### EXERCISE
Pull each line containing "name" out of the data and copy it.

### INPUT RECORDS
_____

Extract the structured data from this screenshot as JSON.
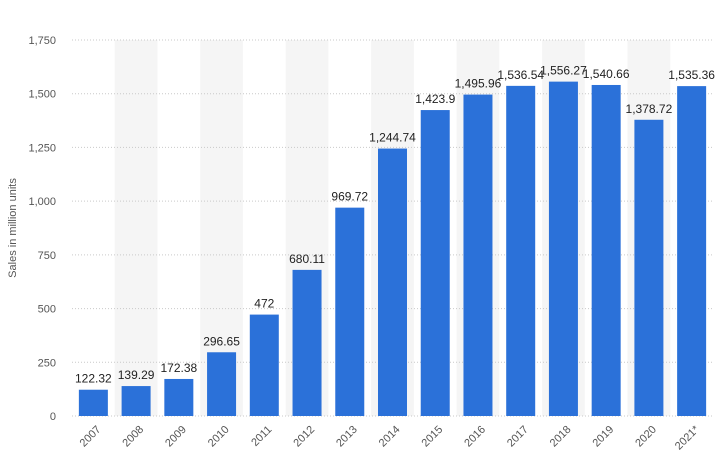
{
  "chart_data": {
    "type": "bar",
    "title": "",
    "xlabel": "",
    "ylabel": "Sales in million units",
    "ylim": [
      0,
      1750
    ],
    "yticks": [
      0,
      250,
      500,
      750,
      1000,
      1250,
      1500,
      1750
    ],
    "ytick_labels": [
      "0",
      "250",
      "500",
      "750",
      "1,000",
      "1,250",
      "1,500",
      "1,750"
    ],
    "grid": true,
    "bar_color": "#2b71d9",
    "categories": [
      "2007",
      "2008",
      "2009",
      "2010",
      "2011",
      "2012",
      "2013",
      "2014",
      "2015",
      "2016",
      "2017",
      "2018",
      "2019",
      "2020",
      "2021*"
    ],
    "values": [
      122.32,
      139.29,
      172.38,
      296.65,
      472,
      680.11,
      969.72,
      1244.74,
      1423.9,
      1495.96,
      1536.54,
      1556.27,
      1540.66,
      1378.72,
      1535.36
    ],
    "value_labels": [
      "122.32",
      "139.29",
      "172.38",
      "296.65",
      "472",
      "680.11",
      "969.72",
      "1,244.74",
      "1,423.9",
      "1,495.96",
      "1,536.54",
      "1,556.27",
      "1,540.66",
      "1,378.72",
      "1,535.36"
    ]
  }
}
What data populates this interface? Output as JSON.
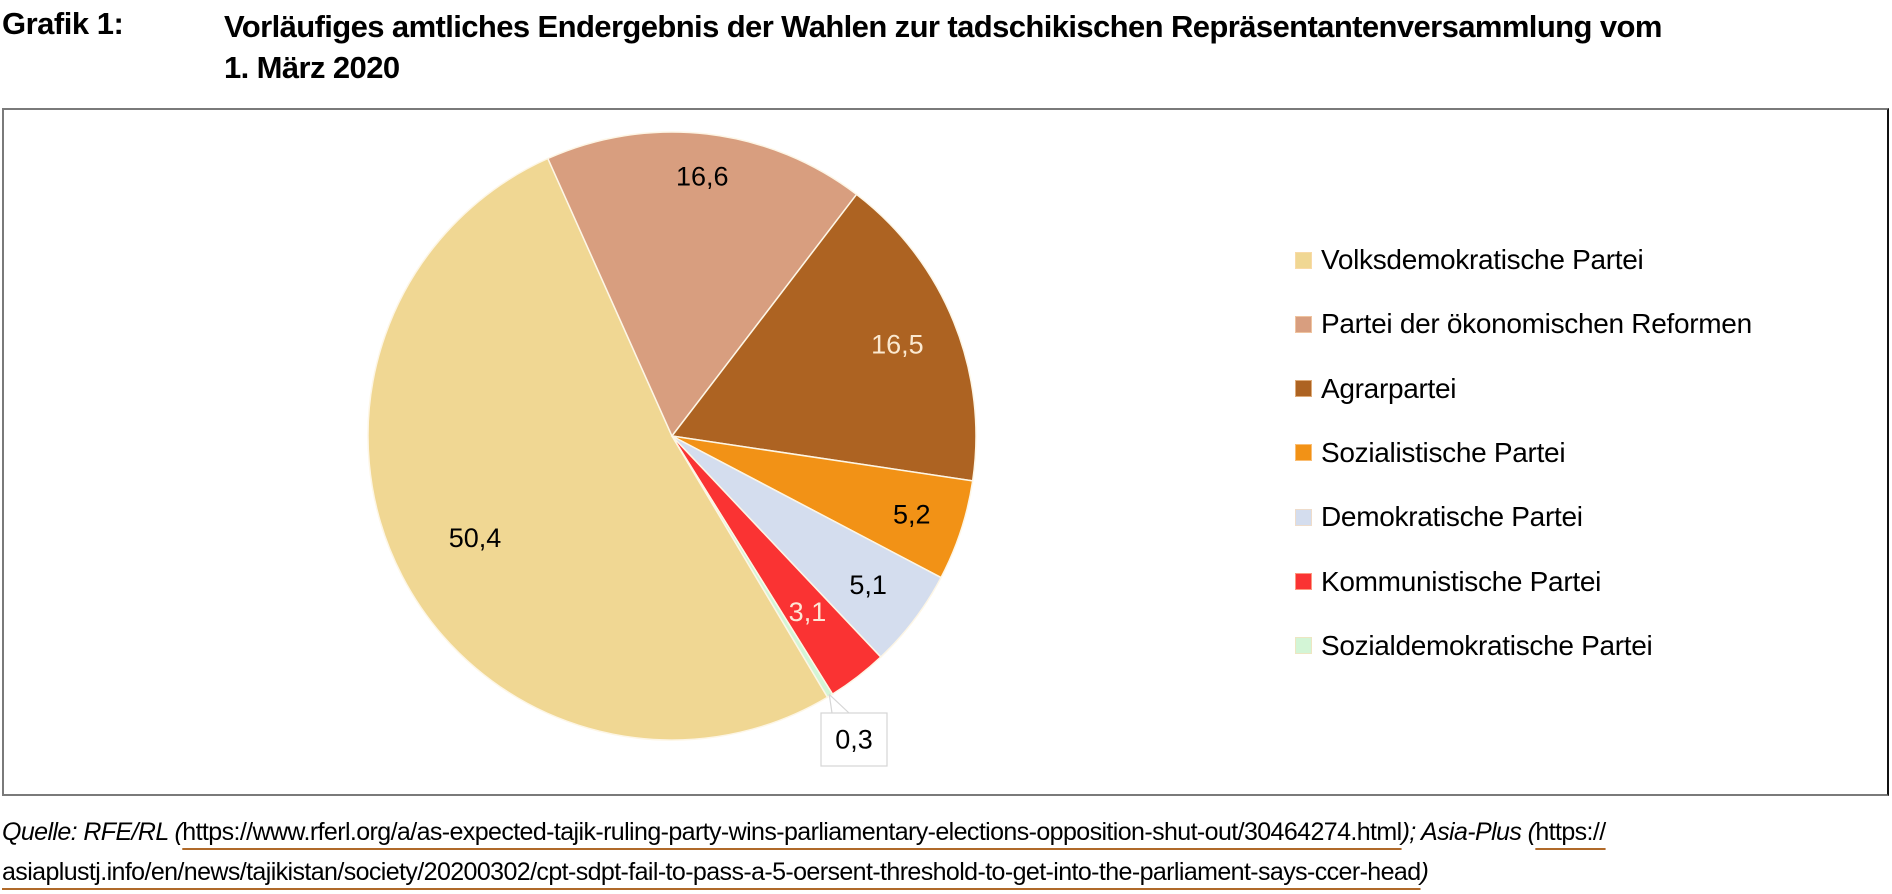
{
  "figure": {
    "label": "Grafik 1:",
    "title_line1": "Vorläufiges amtliches Endergebnis der Wahlen zur tadschikischen Repräsentantenversammlung vom",
    "title_line2": "1. März 2020"
  },
  "chart_data": {
    "type": "pie",
    "title": "Vorläufiges amtliches Endergebnis der Wahlen zur tadschikischen Repräsentantenversammlung vom 1. März 2020",
    "unit": "%",
    "legend_position": "right",
    "slices": [
      {
        "name": "Volksdemokratische Partei",
        "value": 50.4,
        "label": "50,4",
        "color": "#f0d793",
        "label_color": "#000000"
      },
      {
        "name": "Partei der ökonomischen Reformen",
        "value": 16.6,
        "label": "16,6",
        "color": "#d89e7f",
        "label_color": "#000000"
      },
      {
        "name": "Agrarpartei",
        "value": 16.5,
        "label": "16,5",
        "color": "#ad6322",
        "label_color": "#fbe9d0"
      },
      {
        "name": "Sozialistische Partei",
        "value": 5.2,
        "label": "5,2",
        "color": "#f29216",
        "label_color": "#000000"
      },
      {
        "name": "Demokratische Partei",
        "value": 5.1,
        "label": "5,1",
        "color": "#d4ddee",
        "label_color": "#000000"
      },
      {
        "name": "Kommunistische Partei",
        "value": 3.1,
        "label": "3,1",
        "color": "#fa3333",
        "label_color": "#fde7d6"
      },
      {
        "name": "Sozialdemokratische Partei",
        "value": 0.3,
        "label": "0,3",
        "color": "#d3f5d6",
        "label_color": "#000000",
        "callout": true
      }
    ]
  },
  "source": {
    "prefix": "Quelle: RFE/RL (",
    "url1": "https://www.rferl.org/a/as-expected-tajik-ruling-party-wins-parliamentary-elections-opposition-shut-out/30464274.html",
    "mid": "); Asia-Plus (",
    "url2_part1": "https://",
    "url2_part2": "asiaplustj.info/en/news/tajikistan/society/20200302/cpt-sdpt-fail-to-pass-a-5-oersent-threshold-to-get-into-the-parliament-says-ccer-head",
    "suffix": ")"
  }
}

_____

### RESULT
        "name": "Volksdemokratische Partei",
        "name": "Partei der ökonomischen Reformen",
        "name": "Agrarpartei",
        "name": "Sozialistische Partei",
        "name": "Demokratische Partei",
        "name": "Kommunistische Partei",
        "name": "Sozialdemokratische Partei",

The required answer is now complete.